#### Required action
Copy each line of the records below that mentions the word "MFNSFN".

#### Extracted entries

────────────────

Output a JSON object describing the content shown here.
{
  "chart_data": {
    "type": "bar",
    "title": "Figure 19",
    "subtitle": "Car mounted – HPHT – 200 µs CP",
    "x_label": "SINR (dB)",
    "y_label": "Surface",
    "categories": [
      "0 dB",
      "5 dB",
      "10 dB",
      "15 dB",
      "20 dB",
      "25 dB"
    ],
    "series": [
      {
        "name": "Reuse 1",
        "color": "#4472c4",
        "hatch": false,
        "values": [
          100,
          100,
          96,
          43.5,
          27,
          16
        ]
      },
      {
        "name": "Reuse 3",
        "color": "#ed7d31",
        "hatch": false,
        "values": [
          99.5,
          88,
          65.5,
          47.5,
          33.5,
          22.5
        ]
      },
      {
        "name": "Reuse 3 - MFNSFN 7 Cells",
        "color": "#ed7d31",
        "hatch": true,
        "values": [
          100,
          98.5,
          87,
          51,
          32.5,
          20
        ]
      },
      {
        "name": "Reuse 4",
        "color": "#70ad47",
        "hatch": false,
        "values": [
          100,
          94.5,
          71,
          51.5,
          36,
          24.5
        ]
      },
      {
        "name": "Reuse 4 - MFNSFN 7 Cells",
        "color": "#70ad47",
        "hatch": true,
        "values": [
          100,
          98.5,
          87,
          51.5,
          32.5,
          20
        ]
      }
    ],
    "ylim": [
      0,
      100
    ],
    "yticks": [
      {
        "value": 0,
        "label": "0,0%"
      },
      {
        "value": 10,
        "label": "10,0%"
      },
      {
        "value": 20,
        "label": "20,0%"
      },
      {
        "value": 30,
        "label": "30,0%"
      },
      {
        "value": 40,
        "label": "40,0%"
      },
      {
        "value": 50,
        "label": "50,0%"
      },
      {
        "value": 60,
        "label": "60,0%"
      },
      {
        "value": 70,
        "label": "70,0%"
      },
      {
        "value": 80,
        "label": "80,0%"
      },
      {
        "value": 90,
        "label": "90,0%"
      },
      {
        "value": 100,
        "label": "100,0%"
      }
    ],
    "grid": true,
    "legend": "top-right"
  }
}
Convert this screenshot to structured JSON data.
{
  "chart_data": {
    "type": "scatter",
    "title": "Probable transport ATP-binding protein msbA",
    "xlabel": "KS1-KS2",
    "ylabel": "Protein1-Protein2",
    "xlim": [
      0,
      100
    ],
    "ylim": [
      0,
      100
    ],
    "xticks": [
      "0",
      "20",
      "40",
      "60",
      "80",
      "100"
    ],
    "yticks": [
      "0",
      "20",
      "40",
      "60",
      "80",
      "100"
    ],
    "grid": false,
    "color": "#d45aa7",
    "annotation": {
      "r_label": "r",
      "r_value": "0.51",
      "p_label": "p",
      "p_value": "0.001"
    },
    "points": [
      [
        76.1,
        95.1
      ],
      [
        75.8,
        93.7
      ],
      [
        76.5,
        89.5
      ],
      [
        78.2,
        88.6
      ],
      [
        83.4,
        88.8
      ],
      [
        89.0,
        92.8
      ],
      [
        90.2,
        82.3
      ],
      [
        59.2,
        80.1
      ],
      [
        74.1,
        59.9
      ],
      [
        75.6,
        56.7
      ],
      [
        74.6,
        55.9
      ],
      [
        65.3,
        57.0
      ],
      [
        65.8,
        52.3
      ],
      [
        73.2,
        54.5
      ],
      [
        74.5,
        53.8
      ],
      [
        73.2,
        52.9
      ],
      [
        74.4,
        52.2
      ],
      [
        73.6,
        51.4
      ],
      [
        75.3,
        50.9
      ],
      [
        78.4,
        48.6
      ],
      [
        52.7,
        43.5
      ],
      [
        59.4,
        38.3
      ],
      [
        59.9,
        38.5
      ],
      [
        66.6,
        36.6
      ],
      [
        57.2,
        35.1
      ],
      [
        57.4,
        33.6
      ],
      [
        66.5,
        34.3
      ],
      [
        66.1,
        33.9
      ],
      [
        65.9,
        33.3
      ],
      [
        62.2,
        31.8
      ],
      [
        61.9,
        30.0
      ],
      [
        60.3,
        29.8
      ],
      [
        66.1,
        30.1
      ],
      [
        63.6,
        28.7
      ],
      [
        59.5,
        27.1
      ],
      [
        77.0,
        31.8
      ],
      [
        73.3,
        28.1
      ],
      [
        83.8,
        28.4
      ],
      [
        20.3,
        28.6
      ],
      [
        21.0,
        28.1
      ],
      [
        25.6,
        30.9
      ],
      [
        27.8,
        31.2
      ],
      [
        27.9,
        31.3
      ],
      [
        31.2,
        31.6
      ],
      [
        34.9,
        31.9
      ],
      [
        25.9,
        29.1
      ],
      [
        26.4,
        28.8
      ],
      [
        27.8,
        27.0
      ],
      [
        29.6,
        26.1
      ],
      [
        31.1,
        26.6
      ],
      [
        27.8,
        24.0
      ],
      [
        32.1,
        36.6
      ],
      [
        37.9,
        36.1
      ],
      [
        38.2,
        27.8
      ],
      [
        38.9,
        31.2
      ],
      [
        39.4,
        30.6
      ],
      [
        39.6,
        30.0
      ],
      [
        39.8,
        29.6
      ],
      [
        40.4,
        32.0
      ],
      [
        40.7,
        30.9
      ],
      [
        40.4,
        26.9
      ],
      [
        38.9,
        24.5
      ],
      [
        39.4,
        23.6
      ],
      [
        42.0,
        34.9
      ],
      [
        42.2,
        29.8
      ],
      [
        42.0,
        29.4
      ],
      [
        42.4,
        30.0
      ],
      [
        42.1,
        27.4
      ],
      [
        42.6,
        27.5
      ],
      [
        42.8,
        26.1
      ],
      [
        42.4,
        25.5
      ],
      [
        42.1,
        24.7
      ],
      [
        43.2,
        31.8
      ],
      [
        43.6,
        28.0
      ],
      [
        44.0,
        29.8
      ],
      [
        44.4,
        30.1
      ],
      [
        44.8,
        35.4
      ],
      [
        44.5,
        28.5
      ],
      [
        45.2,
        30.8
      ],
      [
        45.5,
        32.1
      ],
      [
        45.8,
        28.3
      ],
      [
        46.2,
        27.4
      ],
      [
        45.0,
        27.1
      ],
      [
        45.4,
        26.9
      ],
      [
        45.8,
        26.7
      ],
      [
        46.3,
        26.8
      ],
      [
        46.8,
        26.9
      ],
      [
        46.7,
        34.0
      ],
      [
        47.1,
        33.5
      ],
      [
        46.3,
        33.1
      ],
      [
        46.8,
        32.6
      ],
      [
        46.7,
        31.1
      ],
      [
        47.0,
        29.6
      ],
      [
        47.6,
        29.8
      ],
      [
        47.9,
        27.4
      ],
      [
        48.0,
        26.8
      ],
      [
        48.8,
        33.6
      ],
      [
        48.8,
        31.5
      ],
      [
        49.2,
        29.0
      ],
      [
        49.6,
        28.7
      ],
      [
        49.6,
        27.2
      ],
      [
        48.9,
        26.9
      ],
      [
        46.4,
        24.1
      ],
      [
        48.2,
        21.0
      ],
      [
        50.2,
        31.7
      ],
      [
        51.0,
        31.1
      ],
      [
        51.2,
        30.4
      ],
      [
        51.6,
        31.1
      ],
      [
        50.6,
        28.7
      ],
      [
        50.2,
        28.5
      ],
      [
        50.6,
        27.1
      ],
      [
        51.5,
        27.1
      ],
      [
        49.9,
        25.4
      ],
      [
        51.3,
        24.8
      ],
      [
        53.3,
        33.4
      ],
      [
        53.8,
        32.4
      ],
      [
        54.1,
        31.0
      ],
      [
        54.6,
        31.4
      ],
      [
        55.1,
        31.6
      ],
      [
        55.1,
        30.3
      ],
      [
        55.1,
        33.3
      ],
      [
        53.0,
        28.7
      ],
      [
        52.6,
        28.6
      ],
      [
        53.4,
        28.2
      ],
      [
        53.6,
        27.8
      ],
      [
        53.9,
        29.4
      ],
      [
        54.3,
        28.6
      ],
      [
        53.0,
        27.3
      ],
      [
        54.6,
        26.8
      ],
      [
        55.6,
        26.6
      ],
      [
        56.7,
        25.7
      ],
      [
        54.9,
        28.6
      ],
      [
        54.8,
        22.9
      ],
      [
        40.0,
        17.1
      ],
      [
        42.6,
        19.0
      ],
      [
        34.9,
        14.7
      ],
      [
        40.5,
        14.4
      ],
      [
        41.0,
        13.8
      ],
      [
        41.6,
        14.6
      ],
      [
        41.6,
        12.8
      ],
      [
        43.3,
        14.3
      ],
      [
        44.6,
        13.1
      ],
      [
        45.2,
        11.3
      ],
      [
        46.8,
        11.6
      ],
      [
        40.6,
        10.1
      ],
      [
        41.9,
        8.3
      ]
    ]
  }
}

────────────────

#### Answer section
        "name": "Reuse 3 - MFNSFN 7 Cells",
        "name": "Reuse 4 - MFNSFN 7 Cells",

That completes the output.